▸ Record set
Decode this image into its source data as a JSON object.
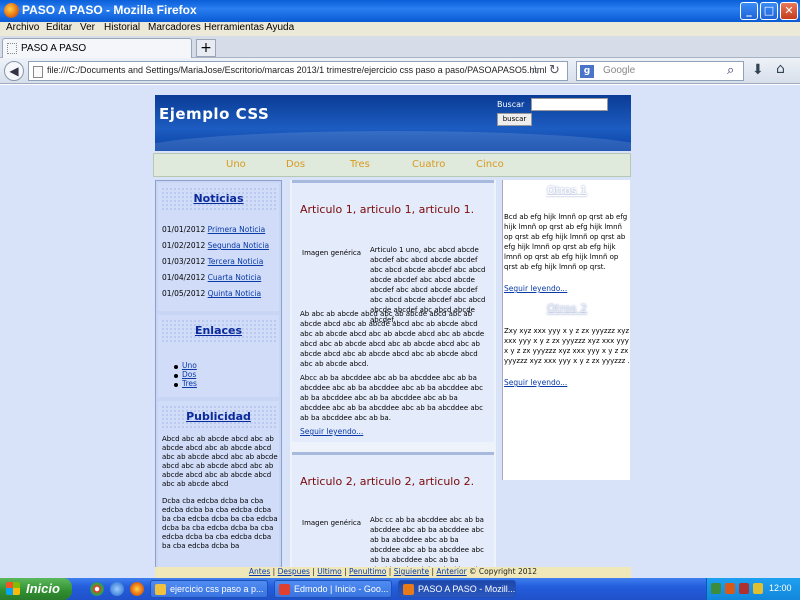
{
  "window": {
    "title": "PASO A PASO - Mozilla Firefox"
  },
  "menu": [
    "Archivo",
    "Editar",
    "Ver",
    "Historial",
    "Marcadores",
    "Herramientas",
    "Ayuda"
  ],
  "tab": {
    "title": "PASO A PASO",
    "new_tab": "+"
  },
  "nav": {
    "url": "file:///C:/Documents and Settings/MariaJose/Escritorio/marcas 2013/1 trimestre/ejercicio css paso a paso/PASOAPASO5.html",
    "search_engine": "Google",
    "search_placeholder": "Google"
  },
  "page": {
    "header": {
      "title": "Ejemplo CSS",
      "search_label": "Buscar",
      "search_button": "buscar"
    },
    "menu": [
      "Uno",
      "Dos",
      "Tres",
      "Cuatro",
      "Cinco"
    ],
    "noticias": {
      "title": "Noticias",
      "items": [
        {
          "date": "01/01/2012",
          "link": "Primera Noticia"
        },
        {
          "date": "01/02/2012",
          "link": "Segunda Noticia"
        },
        {
          "date": "01/03/2012",
          "link": "Tercera Noticia"
        },
        {
          "date": "01/04/2012",
          "link": "Cuarta Noticia"
        },
        {
          "date": "01/05/2012",
          "link": "Quinta Noticia"
        }
      ]
    },
    "enlaces": {
      "title": "Enlaces",
      "items": [
        "Uno",
        "Dos",
        "Tres"
      ]
    },
    "publicidad": {
      "title": "Publicidad",
      "text1": "Abcd abc ab abcde abcd abc ab abcde abcd abc ab abcde abcd abc ab abcde abcd abc ab abcde abcd abc ab abcde abcd abc ab abcde abcd abc ab abcde abcd abc ab abcde abcd",
      "text2": "Dcba cba edcba dcba ba cba edcba dcba ba cba edcba dcba ba cba edcba dcba ba cba edcba dcba ba cba edcba dcba ba cba edcba dcba ba cba edcba dcba ba cba edcba dcba ba"
    },
    "articles": [
      {
        "title": "Articulo 1, articulo 1, articulo 1.",
        "image_alt": "Imagen genérica",
        "p1": "Articulo 1 uno, abc abcd abcde abcdef abc abcd abcde abcdef abc abcd abcde abcdef abc abcd abcde abcdef abc abcd abcde abcdef abc abcd abcde abcdef abc abcd abcde abcdef abc abcd abcde abcdef abc abcd abcde abcdef.",
        "p2": "Ab abc ab abcde abcd abc ab abcde abcd abc ab abcde abcd abc ab abcde abcd abc ab abcde abcd abc ab abcde abcd abc ab abcde abcd abc ab abcde abcd abc ab abcde abcd abc ab abcde abcd abc ab abcde abcd abc ab abcde abcd abc ab abcde abcd abc ab abcde abcd.",
        "p3": "Abcc ab ba abcddee abc ab ba abcddee abc ab ba abcddee abc ab ba abcddee abc ab ba abcddee abc ab ba abcddee abc ab ba abcddee abc ab ba abcddee abc ab ba abcddee abc ab ba abcddee abc ab ba abcddee abc ab ba.",
        "more": "Seguir leyendo..."
      },
      {
        "title": "Articulo 2, articulo 2, articulo 2.",
        "image_alt": "Imagen genérica",
        "p1": "Abc cc ab ba abcddee abc ab ba abcddee abc ab ba abcddee abc ab ba abcddee abc ab ba abcddee abc ab ba abcddee abc ab ba abcddee abc ab ba abcddee abc ab ba abcddee abc ab ba abcddee abc ab ba"
      }
    ],
    "otros1": {
      "title": "Otros 1",
      "text": "Bcd ab efg hijk lmnñ op qrst ab efg hijk lmnñ op qrst ab efg hijk lmnñ op qrst ab efg hijk lmnñ op qrst ab efg hijk lmnñ op qrst ab efg hijk lmnñ op qrst ab efg hijk lmnñ op qrst ab efg hijk lmnñ op qrst.",
      "more": "Seguir leyendo..."
    },
    "otros2": {
      "title": "Otros 2",
      "text": "Zxy xyz xxx yyy x y z zx yyyzzz xyz xxx yyy x y z zx yyyzzz xyz xxx yyy x y z zx yyyzzz xyz xxx yyy x y z zx yyyzzz xyz xxx yyy x y z zx yyyzzz .",
      "more": "Seguir leyendo..."
    },
    "footer": {
      "links": [
        "Antes",
        "Despues",
        "Ultimo",
        "Penultimo",
        "Siguiente",
        "Anterior"
      ],
      "copyright": "© Copyright 2012"
    }
  },
  "taskbar": {
    "start": "Inicio",
    "buttons": [
      {
        "label": "ejercicio css paso a p...",
        "active": false,
        "icon_color": "#f0c040"
      },
      {
        "label": "Edmodo | Inicio - Goo...",
        "active": false,
        "icon_color": "#e04030"
      },
      {
        "label": "PASO A PASO - Mozill...",
        "active": true,
        "icon_color": "#e87a1a"
      }
    ],
    "clock": "12:00"
  }
}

▸ Your instructions
Every record above should be written out again exactly; the pictures stay out of the copy.

▸ Written answer
Decode this image into its source data as a JSON object.
{
  "window": {
    "title": "PASO A PASO - Mozilla Firefox"
  },
  "menu": [
    "Archivo",
    "Editar",
    "Ver",
    "Historial",
    "Marcadores",
    "Herramientas",
    "Ayuda"
  ],
  "tab": {
    "title": "PASO A PASO",
    "new_tab": "+"
  },
  "nav": {
    "url": "file:///C:/Documents and Settings/MariaJose/Escritorio/marcas 2013/1 trimestre/ejercicio css paso a paso/PASOAPASO5.html",
    "search_engine": "Google",
    "search_placeholder": "Google"
  },
  "page": {
    "header": {
      "title": "Ejemplo CSS",
      "search_label": "Buscar",
      "search_button": "buscar"
    },
    "menu": [
      "Uno",
      "Dos",
      "Tres",
      "Cuatro",
      "Cinco"
    ],
    "noticias": {
      "title": "Noticias",
      "items": [
        {
          "date": "01/01/2012",
          "link": "Primera Noticia"
        },
        {
          "date": "01/02/2012",
          "link": "Segunda Noticia"
        },
        {
          "date": "01/03/2012",
          "link": "Tercera Noticia"
        },
        {
          "date": "01/04/2012",
          "link": "Cuarta Noticia"
        },
        {
          "date": "01/05/2012",
          "link": "Quinta Noticia"
        }
      ]
    },
    "enlaces": {
      "title": "Enlaces",
      "items": [
        "Uno",
        "Dos",
        "Tres"
      ]
    },
    "publicidad": {
      "title": "Publicidad",
      "text1": "Abcd abc ab abcde abcd abc ab abcde abcd abc ab abcde abcd abc ab abcde abcd abc ab abcde abcd abc ab abcde abcd abc ab abcde abcd abc ab abcde abcd abc ab abcde abcd",
      "text2": "Dcba cba edcba dcba ba cba edcba dcba ba cba edcba dcba ba cba edcba dcba ba cba edcba dcba ba cba edcba dcba ba cba edcba dcba ba cba edcba dcba ba cba edcba dcba ba"
    },
    "articles": [
      {
        "title": "Articulo 1, articulo 1, articulo 1.",
        "image_alt": "Imagen genérica",
        "p1": "Articulo 1 uno, abc abcd abcde abcdef abc abcd abcde abcdef abc abcd abcde abcdef abc abcd abcde abcdef abc abcd abcde abcdef abc abcd abcde abcdef abc abcd abcde abcdef abc abcd abcde abcdef abc abcd abcde abcdef.",
        "p2": "Ab abc ab abcde abcd abc ab abcde abcd abc ab abcde abcd abc ab abcde abcd abc ab abcde abcd abc ab abcde abcd abc ab abcde abcd abc ab abcde abcd abc ab abcde abcd abc ab abcde abcd abc ab abcde abcd abc ab abcde abcd abc ab abcde abcd abc ab abcde abcd.",
        "p3": "Abcc ab ba abcddee abc ab ba abcddee abc ab ba abcddee abc ab ba abcddee abc ab ba abcddee abc ab ba abcddee abc ab ba abcddee abc ab ba abcddee abc ab ba abcddee abc ab ba abcddee abc ab ba abcddee abc ab ba.",
        "more": "Seguir leyendo..."
      },
      {
        "title": "Articulo 2, articulo 2, articulo 2.",
        "image_alt": "Imagen genérica",
        "p1": "Abc cc ab ba abcddee abc ab ba abcddee abc ab ba abcddee abc ab ba abcddee abc ab ba abcddee abc ab ba abcddee abc ab ba abcddee abc ab ba abcddee abc ab ba abcddee abc ab ba abcddee abc ab ba"
      }
    ],
    "otros1": {
      "title": "Otros 1",
      "text": "Bcd ab efg hijk lmnñ op qrst ab efg hijk lmnñ op qrst ab efg hijk lmnñ op qrst ab efg hijk lmnñ op qrst ab efg hijk lmnñ op qrst ab efg hijk lmnñ op qrst ab efg hijk lmnñ op qrst ab efg hijk lmnñ op qrst.",
      "more": "Seguir leyendo..."
    },
    "otros2": {
      "title": "Otros 2",
      "text": "Zxy xyz xxx yyy x y z zx yyyzzz xyz xxx yyy x y z zx yyyzzz xyz xxx yyy x y z zx yyyzzz xyz xxx yyy x y z zx yyyzzz xyz xxx yyy x y z zx yyyzzz .",
      "more": "Seguir leyendo..."
    },
    "footer": {
      "links": [
        "Antes",
        "Despues",
        "Ultimo",
        "Penultimo",
        "Siguiente",
        "Anterior"
      ],
      "copyright": "© Copyright 2012"
    }
  },
  "taskbar": {
    "start": "Inicio",
    "buttons": [
      {
        "label": "ejercicio css paso a p...",
        "active": false,
        "icon_color": "#f0c040"
      },
      {
        "label": "Edmodo | Inicio - Goo...",
        "active": false,
        "icon_color": "#e04030"
      },
      {
        "label": "PASO A PASO - Mozill...",
        "active": true,
        "icon_color": "#e87a1a"
      }
    ],
    "clock": "12:00"
  }
}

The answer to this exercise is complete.